#### Written request:
With the pictures left out, copy the listing below exactly.

_ _ _ _ _

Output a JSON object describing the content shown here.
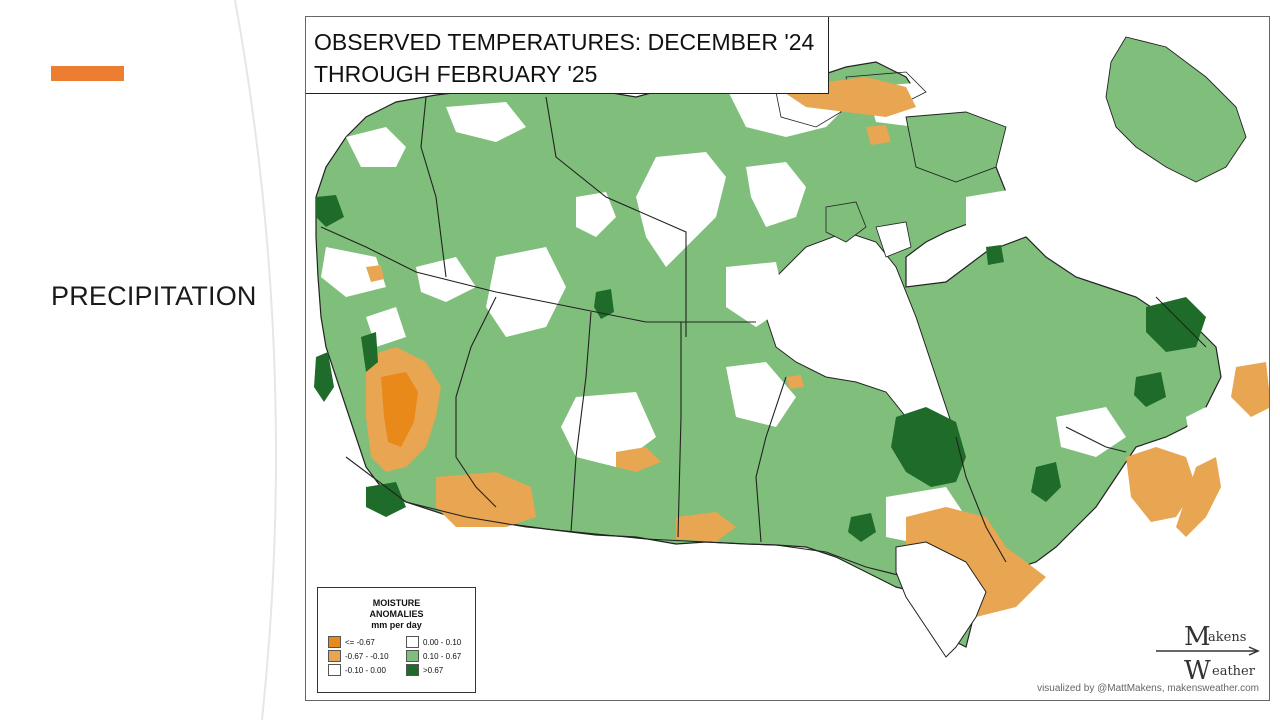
{
  "slide": {
    "heading": "PRECIPITATION",
    "accent_color": "#ED7D31"
  },
  "map": {
    "title_line1": "OBSERVED TEMPERATURES: DECEMBER '24",
    "title_line2": "THROUGH FEBRUARY '25",
    "legend": {
      "title_line1": "MOISTURE",
      "title_line2": "ANOMALIES",
      "title_line3": "mm per day",
      "items": [
        {
          "label": "<= -0.67",
          "color": "#E8891A"
        },
        {
          "label": "0.00 - 0.10",
          "color": "#FFFFFF"
        },
        {
          "label": "-0.67 - -0.10",
          "color": "#E8A552"
        },
        {
          "label": "0.10 - 0.67",
          "color": "#7FBF7B"
        },
        {
          "label": "-0.10 - 0.00",
          "color": "#FFFFFF"
        },
        {
          "label": ">0.67",
          "color": "#1E6B2A"
        }
      ]
    },
    "brand_top": "akens",
    "brand_bottom": "eather",
    "brand_M": "M",
    "brand_W": "W",
    "credit": "visualized by @MattMakens, makensweather.com"
  }
}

_ _ _ _ _

#### Task answer:
Output a JSON object describing the content shown here.
{
  "slide": {
    "heading": "PRECIPITATION",
    "accent_color": "#ED7D31"
  },
  "map": {
    "title_line1": "OBSERVED TEMPERATURES: DECEMBER '24",
    "title_line2": "THROUGH FEBRUARY '25",
    "legend": {
      "title_line1": "MOISTURE",
      "title_line2": "ANOMALIES",
      "title_line3": "mm per day",
      "items": [
        {
          "label": "<= -0.67",
          "color": "#E8891A"
        },
        {
          "label": "0.00 - 0.10",
          "color": "#FFFFFF"
        },
        {
          "label": "-0.67 - -0.10",
          "color": "#E8A552"
        },
        {
          "label": "0.10 - 0.67",
          "color": "#7FBF7B"
        },
        {
          "label": "-0.10 - 0.00",
          "color": "#FFFFFF"
        },
        {
          "label": ">0.67",
          "color": "#1E6B2A"
        }
      ]
    },
    "brand_top": "akens",
    "brand_bottom": "eather",
    "brand_M": "M",
    "brand_W": "W",
    "credit": "visualized by @MattMakens, makensweather.com"
  }
}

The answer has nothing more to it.